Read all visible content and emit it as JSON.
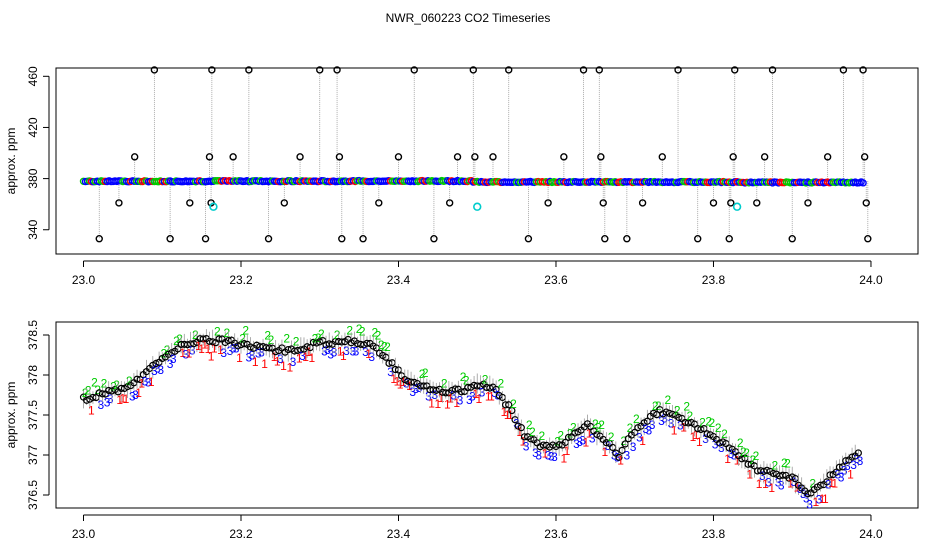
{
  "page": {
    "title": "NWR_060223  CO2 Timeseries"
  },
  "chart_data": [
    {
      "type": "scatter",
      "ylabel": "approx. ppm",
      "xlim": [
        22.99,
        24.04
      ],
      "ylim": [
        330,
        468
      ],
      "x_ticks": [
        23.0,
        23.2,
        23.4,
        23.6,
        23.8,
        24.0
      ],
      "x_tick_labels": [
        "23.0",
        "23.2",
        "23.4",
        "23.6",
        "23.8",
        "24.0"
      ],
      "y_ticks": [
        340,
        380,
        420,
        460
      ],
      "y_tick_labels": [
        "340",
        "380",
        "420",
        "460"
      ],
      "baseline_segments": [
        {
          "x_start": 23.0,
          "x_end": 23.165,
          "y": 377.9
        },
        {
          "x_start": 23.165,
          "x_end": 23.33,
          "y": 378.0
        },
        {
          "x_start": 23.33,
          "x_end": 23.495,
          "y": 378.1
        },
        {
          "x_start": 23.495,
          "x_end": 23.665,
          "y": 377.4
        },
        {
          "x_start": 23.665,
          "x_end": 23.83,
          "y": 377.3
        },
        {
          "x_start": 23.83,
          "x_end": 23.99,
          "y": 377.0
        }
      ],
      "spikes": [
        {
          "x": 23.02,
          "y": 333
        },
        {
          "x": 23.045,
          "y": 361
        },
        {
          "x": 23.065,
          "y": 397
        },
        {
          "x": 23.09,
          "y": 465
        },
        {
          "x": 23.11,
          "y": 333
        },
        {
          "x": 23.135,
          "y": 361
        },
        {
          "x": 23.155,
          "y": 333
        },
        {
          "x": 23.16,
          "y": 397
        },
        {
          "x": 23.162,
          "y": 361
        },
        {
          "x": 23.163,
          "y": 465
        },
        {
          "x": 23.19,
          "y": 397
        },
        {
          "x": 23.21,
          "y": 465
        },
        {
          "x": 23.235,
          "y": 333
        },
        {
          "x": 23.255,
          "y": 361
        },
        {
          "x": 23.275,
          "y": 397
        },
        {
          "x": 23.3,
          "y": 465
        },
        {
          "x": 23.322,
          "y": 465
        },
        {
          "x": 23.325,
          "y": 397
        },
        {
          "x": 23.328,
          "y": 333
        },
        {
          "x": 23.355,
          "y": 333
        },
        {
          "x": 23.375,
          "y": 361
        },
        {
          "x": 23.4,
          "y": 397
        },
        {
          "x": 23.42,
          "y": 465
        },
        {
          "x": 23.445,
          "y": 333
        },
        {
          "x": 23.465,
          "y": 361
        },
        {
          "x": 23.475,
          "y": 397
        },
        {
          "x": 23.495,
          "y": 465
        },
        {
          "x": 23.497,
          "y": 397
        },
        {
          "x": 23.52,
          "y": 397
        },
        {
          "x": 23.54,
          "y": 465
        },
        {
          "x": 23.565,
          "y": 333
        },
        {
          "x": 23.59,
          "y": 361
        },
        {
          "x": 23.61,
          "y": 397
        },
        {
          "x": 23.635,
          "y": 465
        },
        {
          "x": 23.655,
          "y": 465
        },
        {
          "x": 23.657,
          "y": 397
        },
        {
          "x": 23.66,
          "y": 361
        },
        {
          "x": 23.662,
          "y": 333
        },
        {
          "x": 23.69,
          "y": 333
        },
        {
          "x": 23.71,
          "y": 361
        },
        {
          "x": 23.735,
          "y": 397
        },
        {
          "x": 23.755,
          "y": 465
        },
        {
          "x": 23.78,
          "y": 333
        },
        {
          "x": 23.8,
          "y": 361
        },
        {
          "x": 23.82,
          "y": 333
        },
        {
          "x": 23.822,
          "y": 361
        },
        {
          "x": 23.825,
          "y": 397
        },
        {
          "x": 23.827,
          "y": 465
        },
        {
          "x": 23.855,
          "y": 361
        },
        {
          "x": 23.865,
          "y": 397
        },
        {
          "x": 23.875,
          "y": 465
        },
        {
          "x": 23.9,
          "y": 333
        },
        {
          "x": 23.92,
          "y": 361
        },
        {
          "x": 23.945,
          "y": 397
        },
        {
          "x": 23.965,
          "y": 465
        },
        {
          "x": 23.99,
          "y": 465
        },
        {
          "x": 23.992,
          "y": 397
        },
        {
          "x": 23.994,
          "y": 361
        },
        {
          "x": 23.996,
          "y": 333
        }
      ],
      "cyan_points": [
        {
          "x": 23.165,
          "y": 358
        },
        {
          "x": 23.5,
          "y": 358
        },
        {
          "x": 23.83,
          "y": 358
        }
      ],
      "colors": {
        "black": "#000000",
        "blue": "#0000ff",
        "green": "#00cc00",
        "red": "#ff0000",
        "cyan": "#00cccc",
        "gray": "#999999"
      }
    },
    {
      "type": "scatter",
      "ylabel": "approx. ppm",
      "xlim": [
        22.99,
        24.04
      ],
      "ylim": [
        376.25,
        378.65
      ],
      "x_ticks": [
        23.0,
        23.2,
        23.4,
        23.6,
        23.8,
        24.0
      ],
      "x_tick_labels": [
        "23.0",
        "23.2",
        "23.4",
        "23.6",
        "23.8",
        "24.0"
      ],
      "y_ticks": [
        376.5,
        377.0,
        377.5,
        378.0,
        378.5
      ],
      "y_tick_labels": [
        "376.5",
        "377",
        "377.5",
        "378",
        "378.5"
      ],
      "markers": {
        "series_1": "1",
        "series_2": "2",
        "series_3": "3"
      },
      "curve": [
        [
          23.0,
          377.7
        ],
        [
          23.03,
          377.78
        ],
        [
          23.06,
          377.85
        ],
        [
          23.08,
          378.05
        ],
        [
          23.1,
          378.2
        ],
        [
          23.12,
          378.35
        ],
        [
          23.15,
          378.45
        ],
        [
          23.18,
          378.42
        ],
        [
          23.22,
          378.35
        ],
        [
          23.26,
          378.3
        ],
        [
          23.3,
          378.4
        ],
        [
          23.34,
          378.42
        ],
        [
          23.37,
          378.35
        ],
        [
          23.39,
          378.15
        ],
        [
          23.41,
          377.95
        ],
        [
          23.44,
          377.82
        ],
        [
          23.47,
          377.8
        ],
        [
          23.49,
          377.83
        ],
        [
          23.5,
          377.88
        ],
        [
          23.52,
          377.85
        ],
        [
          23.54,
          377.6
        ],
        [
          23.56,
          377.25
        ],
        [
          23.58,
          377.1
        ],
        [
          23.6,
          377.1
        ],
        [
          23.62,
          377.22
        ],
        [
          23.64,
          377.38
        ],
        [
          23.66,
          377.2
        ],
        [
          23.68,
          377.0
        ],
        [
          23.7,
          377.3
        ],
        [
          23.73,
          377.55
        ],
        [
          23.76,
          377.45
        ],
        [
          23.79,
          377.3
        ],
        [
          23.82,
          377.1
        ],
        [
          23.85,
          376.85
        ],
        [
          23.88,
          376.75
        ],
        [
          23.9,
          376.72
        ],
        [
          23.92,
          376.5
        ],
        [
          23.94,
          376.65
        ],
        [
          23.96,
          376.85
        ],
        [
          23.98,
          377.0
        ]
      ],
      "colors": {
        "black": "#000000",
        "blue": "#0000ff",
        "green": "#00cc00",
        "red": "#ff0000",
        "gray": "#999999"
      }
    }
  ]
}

○ ○ ○ ○

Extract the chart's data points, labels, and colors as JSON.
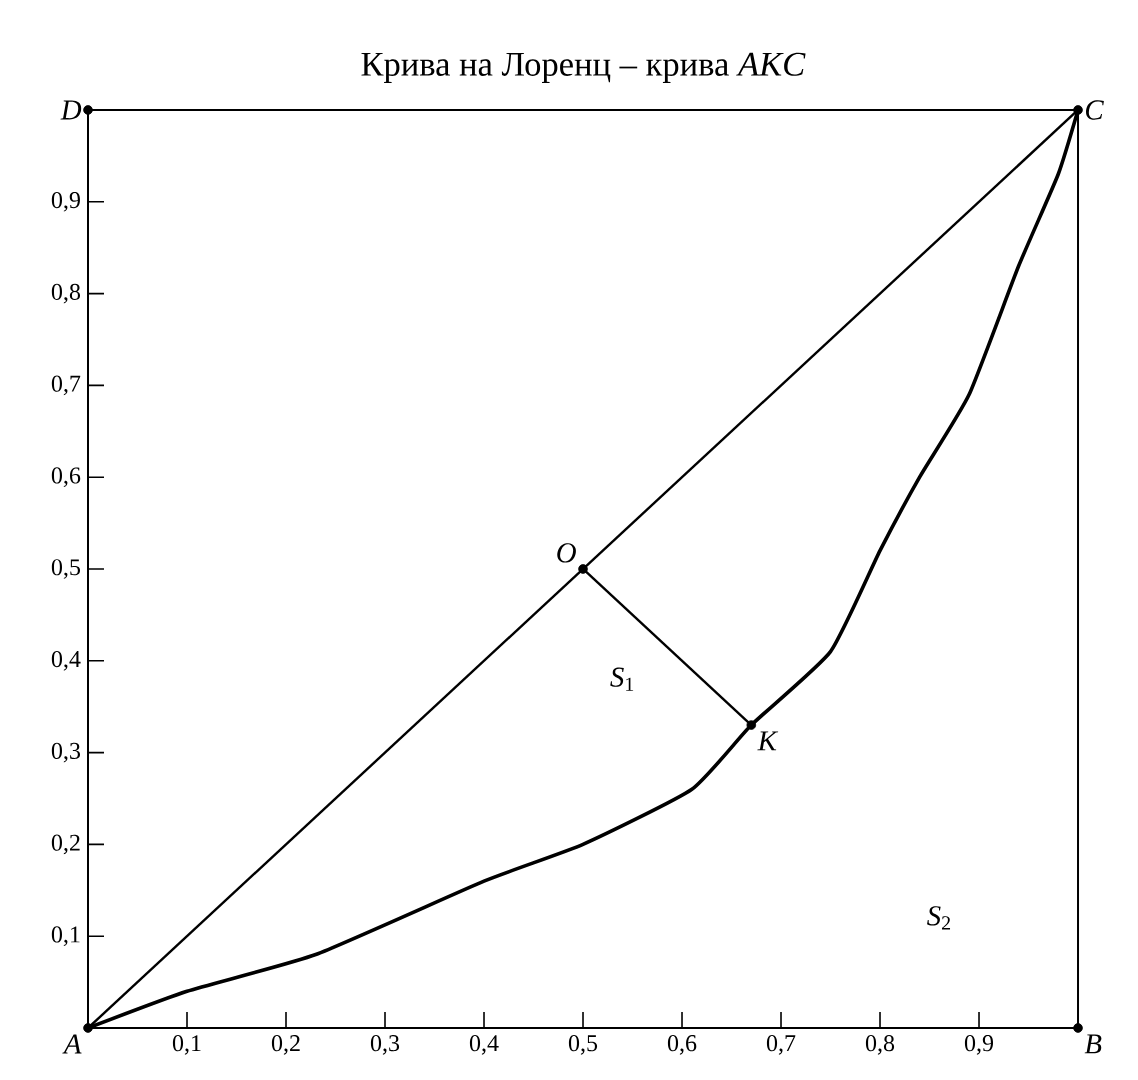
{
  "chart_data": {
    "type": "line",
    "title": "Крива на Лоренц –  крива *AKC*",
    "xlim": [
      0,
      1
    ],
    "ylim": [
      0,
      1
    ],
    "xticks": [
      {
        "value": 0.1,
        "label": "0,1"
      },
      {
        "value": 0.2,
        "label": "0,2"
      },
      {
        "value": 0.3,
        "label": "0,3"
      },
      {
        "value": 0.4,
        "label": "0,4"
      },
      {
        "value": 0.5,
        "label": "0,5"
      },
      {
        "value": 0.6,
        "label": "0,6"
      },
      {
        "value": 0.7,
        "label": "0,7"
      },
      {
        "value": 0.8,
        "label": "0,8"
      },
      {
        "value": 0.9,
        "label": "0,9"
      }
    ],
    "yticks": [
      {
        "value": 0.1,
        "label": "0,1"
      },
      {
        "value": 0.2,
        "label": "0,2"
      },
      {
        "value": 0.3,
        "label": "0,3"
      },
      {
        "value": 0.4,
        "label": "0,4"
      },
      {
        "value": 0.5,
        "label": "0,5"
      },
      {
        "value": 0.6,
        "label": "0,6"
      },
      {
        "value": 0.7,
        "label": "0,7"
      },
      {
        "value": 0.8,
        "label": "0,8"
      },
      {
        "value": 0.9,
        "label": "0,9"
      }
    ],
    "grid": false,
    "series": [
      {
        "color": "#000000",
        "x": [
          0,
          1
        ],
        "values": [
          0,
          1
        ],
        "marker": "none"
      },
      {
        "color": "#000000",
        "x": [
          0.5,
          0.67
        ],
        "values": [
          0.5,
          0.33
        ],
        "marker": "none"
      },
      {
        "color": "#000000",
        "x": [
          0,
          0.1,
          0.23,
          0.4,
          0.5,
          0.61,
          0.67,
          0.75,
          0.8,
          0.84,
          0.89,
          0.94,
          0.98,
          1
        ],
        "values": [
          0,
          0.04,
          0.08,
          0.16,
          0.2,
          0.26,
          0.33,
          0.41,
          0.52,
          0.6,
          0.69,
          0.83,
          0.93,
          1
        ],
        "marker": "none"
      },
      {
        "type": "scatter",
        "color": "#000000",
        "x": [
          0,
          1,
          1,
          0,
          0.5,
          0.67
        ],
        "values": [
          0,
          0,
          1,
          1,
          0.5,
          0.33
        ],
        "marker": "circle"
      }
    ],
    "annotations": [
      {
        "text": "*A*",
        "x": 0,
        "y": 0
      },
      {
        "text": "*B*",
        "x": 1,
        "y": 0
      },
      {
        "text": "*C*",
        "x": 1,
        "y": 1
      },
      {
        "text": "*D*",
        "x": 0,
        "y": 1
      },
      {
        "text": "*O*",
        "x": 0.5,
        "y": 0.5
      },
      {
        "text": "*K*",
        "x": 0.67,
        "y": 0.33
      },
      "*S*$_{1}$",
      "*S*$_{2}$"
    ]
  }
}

○ ○ ○ ○

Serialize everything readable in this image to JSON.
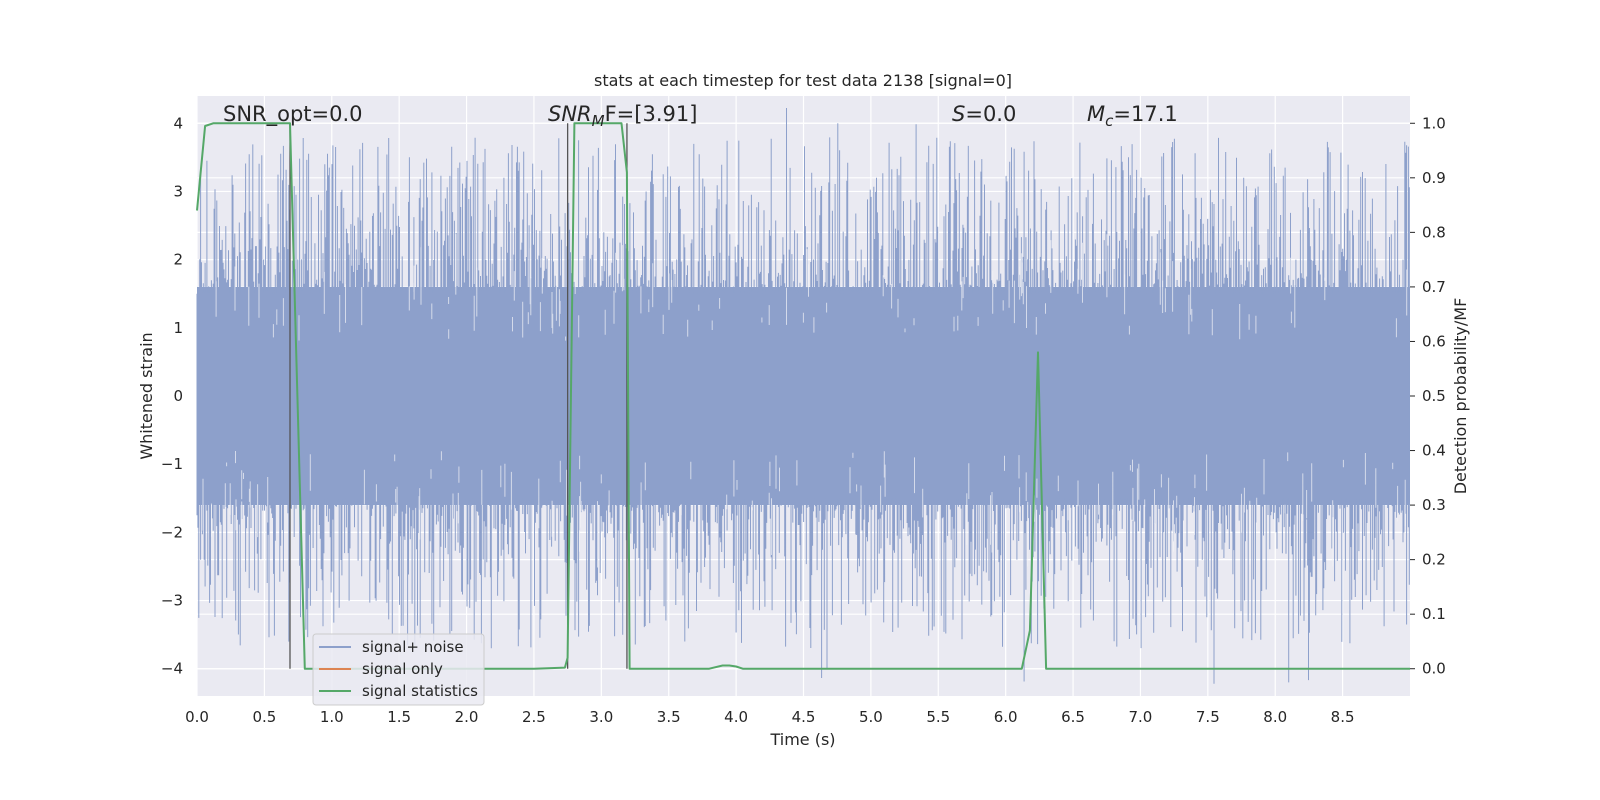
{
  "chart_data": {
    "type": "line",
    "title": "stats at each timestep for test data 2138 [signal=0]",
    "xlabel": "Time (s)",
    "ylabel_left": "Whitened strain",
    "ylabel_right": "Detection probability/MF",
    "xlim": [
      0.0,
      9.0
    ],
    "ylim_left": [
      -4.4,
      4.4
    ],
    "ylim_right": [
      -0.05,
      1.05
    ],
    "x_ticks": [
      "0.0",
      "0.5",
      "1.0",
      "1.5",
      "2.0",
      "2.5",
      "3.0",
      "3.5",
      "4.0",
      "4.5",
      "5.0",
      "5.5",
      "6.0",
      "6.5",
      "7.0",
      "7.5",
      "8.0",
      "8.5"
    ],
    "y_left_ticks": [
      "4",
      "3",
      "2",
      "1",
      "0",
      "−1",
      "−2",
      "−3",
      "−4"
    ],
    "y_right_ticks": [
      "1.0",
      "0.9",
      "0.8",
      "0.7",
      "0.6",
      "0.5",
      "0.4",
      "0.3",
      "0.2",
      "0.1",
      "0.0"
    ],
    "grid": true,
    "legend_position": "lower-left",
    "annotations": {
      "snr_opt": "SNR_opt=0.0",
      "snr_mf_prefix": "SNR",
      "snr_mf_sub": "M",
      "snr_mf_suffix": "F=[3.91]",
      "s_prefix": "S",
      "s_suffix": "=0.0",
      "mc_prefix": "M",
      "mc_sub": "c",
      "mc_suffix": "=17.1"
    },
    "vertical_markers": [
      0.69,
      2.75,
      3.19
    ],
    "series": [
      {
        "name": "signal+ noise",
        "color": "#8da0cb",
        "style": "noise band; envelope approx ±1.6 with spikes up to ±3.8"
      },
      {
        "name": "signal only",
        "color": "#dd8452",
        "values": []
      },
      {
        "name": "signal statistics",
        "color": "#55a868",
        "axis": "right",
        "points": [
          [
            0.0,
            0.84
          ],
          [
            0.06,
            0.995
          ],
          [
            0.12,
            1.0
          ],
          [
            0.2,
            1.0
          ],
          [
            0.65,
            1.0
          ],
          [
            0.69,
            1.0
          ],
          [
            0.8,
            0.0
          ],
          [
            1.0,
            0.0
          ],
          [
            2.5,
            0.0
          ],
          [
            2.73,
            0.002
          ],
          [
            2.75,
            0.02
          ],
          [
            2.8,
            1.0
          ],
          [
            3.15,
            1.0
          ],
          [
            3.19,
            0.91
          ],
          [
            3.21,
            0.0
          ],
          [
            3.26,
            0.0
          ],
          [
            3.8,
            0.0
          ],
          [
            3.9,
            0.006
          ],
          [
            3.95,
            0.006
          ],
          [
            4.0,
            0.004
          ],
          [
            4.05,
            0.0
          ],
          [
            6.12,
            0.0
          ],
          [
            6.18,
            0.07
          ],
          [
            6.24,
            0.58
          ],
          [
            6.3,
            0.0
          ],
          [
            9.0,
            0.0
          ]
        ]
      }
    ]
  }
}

○ ○ ○ ○

WORK TO DO:
Extract from the material all lines containing the string "name".

SOLVED EXERCISE:
        "name": "signal+ noise",
        "name": "signal only",
        "name": "signal statistics",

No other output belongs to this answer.